─── Data lines ───
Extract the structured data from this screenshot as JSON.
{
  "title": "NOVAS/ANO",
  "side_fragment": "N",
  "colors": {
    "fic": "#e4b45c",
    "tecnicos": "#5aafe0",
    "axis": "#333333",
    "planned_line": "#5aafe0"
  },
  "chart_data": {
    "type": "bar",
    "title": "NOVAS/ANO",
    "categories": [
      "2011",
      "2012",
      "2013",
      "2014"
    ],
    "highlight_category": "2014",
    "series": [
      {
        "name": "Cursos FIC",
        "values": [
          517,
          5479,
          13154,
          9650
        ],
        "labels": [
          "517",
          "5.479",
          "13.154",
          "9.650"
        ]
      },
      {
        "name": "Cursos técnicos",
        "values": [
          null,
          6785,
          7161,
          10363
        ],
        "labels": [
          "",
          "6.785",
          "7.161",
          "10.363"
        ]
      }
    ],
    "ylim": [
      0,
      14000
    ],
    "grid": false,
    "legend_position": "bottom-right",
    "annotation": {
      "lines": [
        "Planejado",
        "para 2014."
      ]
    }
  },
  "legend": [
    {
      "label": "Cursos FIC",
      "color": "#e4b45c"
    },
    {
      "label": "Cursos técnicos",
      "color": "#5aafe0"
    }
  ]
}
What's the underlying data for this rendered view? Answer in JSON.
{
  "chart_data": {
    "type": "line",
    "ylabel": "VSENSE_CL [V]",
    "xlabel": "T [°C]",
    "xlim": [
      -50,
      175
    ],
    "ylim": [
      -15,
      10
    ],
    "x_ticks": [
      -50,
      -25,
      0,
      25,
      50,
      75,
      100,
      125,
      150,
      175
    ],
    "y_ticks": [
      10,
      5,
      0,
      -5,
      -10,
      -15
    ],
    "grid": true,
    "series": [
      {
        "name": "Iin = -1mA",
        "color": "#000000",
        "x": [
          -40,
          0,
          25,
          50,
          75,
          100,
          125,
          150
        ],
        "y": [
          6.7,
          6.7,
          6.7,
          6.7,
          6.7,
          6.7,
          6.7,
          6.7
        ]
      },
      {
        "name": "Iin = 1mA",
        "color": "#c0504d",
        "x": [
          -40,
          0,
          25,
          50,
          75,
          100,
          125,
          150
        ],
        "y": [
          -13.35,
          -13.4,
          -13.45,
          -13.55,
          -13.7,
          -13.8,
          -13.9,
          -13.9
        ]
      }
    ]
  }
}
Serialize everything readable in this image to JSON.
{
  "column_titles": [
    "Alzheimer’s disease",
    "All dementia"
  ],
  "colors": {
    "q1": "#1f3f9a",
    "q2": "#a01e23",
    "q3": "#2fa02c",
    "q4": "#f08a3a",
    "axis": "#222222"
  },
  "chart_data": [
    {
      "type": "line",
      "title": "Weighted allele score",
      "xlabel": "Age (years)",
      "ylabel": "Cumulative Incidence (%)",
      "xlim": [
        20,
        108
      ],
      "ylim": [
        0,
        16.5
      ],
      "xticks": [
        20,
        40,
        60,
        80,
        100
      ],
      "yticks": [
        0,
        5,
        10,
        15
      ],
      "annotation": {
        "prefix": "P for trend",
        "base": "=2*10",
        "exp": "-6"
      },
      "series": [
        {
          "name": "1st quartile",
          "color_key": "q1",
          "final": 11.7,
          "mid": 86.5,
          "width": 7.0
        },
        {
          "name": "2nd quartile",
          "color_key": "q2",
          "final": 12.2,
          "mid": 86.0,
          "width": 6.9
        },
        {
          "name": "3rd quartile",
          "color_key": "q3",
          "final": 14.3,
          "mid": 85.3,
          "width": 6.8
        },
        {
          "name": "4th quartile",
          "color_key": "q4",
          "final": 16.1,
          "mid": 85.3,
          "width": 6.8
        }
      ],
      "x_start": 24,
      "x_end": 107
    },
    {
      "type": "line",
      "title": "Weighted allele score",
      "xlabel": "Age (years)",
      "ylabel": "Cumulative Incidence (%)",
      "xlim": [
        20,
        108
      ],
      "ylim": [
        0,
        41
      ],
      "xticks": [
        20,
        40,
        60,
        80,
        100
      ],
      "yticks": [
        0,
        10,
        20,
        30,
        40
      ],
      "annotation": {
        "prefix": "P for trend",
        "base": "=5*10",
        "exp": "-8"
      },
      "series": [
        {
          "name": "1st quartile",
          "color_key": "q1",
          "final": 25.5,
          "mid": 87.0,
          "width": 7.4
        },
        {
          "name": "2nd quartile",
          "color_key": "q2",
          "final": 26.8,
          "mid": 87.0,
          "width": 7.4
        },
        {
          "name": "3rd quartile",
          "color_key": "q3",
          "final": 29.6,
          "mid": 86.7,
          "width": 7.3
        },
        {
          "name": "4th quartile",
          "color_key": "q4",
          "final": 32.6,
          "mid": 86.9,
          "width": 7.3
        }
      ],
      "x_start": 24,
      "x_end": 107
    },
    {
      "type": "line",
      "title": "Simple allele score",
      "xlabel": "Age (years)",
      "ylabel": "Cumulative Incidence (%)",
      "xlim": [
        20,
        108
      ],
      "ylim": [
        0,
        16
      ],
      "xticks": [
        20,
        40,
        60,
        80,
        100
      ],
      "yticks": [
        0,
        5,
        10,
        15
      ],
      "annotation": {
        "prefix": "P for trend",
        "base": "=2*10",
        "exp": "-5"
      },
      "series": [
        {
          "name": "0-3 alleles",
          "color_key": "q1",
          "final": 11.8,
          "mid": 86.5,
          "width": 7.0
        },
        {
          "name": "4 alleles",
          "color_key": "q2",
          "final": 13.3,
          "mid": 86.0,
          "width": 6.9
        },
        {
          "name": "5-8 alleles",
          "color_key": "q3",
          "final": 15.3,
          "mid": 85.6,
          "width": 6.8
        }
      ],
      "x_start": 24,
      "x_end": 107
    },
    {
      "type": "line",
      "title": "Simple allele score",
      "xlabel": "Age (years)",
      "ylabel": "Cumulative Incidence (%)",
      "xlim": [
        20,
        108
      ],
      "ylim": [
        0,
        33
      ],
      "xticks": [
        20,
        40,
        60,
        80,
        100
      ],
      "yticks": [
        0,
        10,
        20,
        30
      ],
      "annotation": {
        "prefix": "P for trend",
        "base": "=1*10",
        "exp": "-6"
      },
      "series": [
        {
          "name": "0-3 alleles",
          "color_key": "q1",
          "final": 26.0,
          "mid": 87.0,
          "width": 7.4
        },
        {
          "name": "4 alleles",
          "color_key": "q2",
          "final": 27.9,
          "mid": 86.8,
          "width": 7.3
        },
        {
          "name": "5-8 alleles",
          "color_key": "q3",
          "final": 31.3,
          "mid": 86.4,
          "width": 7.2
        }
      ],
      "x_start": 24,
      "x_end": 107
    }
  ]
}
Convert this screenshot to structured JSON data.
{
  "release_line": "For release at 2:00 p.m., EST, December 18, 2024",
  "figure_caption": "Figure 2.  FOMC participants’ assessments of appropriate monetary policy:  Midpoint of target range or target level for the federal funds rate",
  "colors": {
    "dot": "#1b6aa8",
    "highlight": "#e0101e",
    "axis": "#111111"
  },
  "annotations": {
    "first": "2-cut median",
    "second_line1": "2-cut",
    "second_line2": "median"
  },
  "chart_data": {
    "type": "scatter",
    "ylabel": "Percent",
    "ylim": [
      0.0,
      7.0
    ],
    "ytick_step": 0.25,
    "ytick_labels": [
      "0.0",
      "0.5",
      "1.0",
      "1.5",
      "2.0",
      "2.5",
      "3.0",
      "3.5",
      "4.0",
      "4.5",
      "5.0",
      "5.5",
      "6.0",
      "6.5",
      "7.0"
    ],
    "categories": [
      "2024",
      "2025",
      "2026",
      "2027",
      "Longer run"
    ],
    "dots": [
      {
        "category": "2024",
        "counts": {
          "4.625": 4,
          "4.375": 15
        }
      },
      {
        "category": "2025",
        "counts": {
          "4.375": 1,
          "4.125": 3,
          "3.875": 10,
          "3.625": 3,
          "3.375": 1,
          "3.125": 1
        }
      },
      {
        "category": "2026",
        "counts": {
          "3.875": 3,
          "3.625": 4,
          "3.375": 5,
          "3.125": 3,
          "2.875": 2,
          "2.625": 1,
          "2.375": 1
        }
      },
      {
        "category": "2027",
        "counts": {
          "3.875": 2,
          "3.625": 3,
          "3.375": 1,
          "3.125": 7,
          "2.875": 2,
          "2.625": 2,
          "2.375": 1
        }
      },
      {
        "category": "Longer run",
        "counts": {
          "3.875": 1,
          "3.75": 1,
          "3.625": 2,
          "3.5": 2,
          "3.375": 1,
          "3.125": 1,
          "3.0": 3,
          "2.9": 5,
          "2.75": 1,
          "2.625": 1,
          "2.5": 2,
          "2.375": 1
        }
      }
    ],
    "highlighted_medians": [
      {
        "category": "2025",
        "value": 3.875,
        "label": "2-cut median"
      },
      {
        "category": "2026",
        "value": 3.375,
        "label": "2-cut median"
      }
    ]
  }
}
───
**The request**
Check each line of the data above for the word "JSON" and say how many lines have it. Give the number alone.

**The reply**
4